### Task instructions
Go through the data and copy every line exactly, but not the images.

# start of Record list

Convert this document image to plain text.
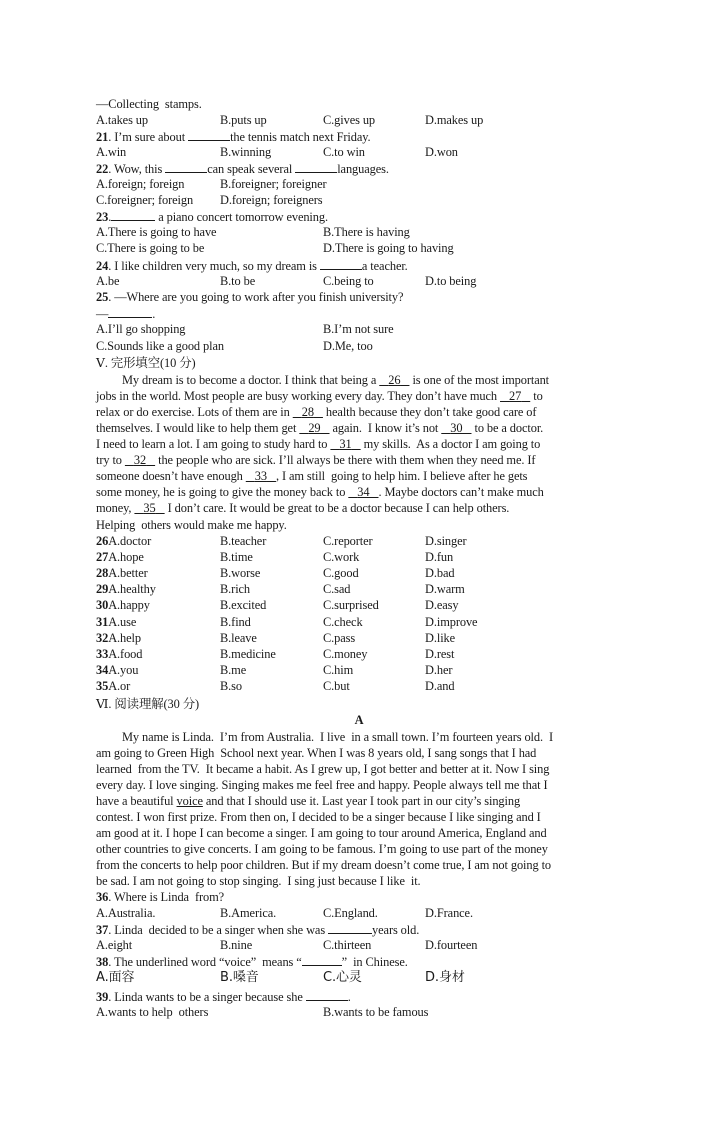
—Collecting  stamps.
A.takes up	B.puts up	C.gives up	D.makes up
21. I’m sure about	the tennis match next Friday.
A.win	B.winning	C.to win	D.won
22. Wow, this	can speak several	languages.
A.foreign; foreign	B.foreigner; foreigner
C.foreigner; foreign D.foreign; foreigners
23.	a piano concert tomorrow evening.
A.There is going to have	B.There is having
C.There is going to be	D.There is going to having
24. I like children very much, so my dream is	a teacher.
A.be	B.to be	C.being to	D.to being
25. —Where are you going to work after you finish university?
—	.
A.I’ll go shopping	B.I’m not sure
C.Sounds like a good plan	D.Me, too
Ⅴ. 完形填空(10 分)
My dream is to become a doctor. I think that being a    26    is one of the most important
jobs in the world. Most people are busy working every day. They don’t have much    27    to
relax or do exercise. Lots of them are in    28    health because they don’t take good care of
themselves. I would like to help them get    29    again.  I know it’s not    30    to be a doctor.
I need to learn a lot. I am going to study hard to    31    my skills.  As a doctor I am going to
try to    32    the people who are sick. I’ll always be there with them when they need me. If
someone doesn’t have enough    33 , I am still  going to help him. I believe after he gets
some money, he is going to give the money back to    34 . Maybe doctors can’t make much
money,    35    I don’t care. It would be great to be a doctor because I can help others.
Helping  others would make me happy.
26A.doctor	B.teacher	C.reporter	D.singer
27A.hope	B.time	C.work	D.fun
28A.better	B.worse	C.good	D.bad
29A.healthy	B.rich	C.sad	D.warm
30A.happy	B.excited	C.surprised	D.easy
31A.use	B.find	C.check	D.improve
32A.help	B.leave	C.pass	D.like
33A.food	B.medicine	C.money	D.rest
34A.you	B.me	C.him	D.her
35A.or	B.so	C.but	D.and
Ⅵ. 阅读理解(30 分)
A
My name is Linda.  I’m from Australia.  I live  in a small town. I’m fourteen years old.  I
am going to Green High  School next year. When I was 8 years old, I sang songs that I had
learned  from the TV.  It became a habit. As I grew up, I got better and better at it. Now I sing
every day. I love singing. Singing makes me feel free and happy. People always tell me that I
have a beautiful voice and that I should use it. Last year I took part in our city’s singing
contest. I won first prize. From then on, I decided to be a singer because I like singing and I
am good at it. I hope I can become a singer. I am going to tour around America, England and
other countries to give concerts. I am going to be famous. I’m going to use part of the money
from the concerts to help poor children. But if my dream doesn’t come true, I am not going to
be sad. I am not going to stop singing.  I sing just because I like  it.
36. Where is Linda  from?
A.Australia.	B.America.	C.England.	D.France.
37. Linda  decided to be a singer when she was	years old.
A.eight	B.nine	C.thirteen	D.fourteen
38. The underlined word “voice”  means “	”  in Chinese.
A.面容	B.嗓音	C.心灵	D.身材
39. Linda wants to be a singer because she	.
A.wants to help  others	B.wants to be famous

# end of Record list

### Result for this exercise
Convert this document image to plain text.
—Collecting  stamps.
A.takes up	B.puts up	C.gives up	D.makes up
21. I’m sure about	the tennis match next Friday.
A.win	B.winning	C.to win	D.won
22. Wow, this	can speak several	languages.
A.foreign; foreign	B.foreigner; foreigner
C.foreigner; foreign D.foreign; foreigners
23.	a piano concert tomorrow evening.
A.There is going to have	B.There is having
C.There is going to be	D.There is going to having
24. I like children very much, so my dream is	a teacher.
A.be	B.to be	C.being to	D.to being
25. —Where are you going to work after you finish university?
—	.
A.I’ll go shopping	B.I’m not sure
C.Sounds like a good plan	D.Me, too
Ⅴ. 完形填空(10 分)
My dream is to become a doctor. I think that being a    26    is one of the most important
jobs in the world. Most people are busy working every day. They don’t have much    27    to
relax or do exercise. Lots of them are in    28    health because they don’t take good care of
themselves. I would like to help them get    29    again.  I know it’s not    30    to be a doctor.
I need to learn a lot. I am going to study hard to    31    my skills.  As a doctor I am going to
try to    32    the people who are sick. I’ll always be there with them when they need me. If
someone doesn’t have enough    33 , I am still  going to help him. I believe after he gets
some money, he is going to give the money back to    34 . Maybe doctors can’t make much
money,    35    I don’t care. It would be great to be a doctor because I can help others.
Helping  others would make me happy.
26A.doctor	B.teacher	C.reporter	D.singer
27A.hope	B.time	C.work	D.fun
28A.better	B.worse	C.good	D.bad
29A.healthy	B.rich	C.sad	D.warm
30A.happy	B.excited	C.surprised	D.easy
31A.use	B.find	C.check	D.improve
32A.help	B.leave	C.pass	D.like
33A.food	B.medicine	C.money	D.rest
34A.you	B.me	C.him	D.her
35A.or	B.so	C.but	D.and
Ⅵ. 阅读理解(30 分)
A
My name is Linda.  I’m from Australia.  I live  in a small town. I’m fourteen years old.  I
am going to Green High  School next year. When I was 8 years old, I sang songs that I had
learned  from the TV.  It became a habit. As I grew up, I got better and better at it. Now I sing
every day. I love singing. Singing makes me feel free and happy. People always tell me that I
have a beautiful voice and that I should use it. Last year I took part in our city’s singing
contest. I won first prize. From then on, I decided to be a singer because I like singing and I
am good at it. I hope I can become a singer. I am going to tour around America, England and
other countries to give concerts. I am going to be famous. I’m going to use part of the money
from the concerts to help poor children. But if my dream doesn’t come true, I am not going to
be sad. I am not going to stop singing.  I sing just because I like  it.
36. Where is Linda  from?
A.Australia.	B.America.	C.England.	D.France.
37. Linda  decided to be a singer when she was	years old.
A.eight	B.nine	C.thirteen	D.fourteen
38. The underlined word “voice”  means “	”  in Chinese.
A.面容	B.嗓音	C.心灵	D.身材
39. Linda wants to be a singer because she	.
A.wants to help  others	B.wants to be famous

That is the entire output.